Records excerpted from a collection
-.-.-

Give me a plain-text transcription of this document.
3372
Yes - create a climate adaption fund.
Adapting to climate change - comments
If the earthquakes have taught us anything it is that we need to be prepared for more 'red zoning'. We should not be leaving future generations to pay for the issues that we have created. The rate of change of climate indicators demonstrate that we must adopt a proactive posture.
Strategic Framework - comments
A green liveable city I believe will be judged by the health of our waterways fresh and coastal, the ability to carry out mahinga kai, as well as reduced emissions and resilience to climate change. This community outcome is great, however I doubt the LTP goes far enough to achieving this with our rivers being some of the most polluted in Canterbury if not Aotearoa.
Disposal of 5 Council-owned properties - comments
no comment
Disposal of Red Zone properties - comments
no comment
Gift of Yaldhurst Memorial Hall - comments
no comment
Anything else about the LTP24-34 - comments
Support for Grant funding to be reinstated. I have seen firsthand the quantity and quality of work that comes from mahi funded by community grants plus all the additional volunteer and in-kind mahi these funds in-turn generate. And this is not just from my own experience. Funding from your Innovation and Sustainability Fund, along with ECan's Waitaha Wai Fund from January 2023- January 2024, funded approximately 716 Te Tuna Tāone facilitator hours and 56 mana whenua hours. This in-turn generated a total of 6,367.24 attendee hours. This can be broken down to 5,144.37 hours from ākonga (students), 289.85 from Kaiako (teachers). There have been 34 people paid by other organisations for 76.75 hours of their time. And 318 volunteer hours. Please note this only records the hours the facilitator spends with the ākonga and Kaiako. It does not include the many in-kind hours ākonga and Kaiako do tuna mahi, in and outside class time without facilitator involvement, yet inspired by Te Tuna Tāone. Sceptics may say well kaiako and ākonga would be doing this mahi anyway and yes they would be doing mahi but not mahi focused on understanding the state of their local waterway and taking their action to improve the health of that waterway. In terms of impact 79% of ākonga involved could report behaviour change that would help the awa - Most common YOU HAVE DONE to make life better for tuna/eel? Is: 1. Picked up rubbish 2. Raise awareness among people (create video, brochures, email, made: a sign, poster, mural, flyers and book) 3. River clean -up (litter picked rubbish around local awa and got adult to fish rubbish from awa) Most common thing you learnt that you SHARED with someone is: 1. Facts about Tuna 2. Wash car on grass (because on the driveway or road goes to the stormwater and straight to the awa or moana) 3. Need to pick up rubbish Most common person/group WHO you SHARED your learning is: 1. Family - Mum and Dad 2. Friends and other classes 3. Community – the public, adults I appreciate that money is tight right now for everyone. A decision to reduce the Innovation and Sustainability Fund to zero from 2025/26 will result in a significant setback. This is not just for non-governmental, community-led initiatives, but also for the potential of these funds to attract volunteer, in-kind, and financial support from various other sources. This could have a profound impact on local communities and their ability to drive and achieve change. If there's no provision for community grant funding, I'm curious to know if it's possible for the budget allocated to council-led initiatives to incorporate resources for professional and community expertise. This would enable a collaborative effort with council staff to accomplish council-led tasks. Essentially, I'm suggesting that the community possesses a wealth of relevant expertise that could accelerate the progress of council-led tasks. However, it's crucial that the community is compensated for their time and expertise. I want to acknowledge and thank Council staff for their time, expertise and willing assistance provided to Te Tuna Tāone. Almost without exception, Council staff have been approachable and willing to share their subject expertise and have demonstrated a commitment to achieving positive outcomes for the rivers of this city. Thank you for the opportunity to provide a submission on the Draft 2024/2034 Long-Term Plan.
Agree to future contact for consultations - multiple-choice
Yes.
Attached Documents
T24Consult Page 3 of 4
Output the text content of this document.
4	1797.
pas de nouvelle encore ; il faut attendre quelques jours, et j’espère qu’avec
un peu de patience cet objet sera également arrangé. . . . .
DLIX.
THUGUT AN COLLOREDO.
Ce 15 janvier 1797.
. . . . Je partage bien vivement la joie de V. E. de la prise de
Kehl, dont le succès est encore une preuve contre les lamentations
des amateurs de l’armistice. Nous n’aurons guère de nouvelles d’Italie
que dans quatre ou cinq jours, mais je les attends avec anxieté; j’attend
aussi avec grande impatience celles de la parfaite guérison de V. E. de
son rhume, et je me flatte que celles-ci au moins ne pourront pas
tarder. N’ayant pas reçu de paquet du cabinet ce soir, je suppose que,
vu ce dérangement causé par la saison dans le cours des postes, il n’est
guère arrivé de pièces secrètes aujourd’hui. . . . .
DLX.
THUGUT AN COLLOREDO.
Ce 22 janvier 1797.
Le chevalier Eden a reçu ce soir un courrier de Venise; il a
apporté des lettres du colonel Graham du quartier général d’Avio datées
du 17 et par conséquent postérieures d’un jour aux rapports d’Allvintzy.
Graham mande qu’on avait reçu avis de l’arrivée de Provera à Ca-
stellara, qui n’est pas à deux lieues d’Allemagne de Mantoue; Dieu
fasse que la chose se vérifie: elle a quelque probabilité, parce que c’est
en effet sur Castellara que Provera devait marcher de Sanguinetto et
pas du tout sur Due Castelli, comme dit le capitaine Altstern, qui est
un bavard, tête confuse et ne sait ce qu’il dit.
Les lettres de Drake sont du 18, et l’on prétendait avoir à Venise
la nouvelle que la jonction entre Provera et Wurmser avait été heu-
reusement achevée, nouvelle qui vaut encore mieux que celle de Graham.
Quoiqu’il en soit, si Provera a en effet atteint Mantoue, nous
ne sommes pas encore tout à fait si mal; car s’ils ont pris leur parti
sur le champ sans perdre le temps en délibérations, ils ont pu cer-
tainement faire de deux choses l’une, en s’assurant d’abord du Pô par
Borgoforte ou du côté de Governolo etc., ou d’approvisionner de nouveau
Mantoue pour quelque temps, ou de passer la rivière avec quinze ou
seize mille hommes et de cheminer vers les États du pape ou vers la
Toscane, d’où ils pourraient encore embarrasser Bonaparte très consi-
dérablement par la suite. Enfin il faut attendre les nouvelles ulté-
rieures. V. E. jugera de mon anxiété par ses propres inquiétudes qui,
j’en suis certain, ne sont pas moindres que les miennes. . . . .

-.-.-

• [WHAT NEEDS TO BE DONE]
Copy each line of the entries that includes the word "Graham".

• [EXERCISE SOLUTION]
apporté des lettres du colonel Graham du quartier général d’Avio datées
Graham mande qu’on avait reçu avis de l’arrivée de Provera à Ca-
reusement achevée, nouvelle qui vaut encore mieux que celle de Graham.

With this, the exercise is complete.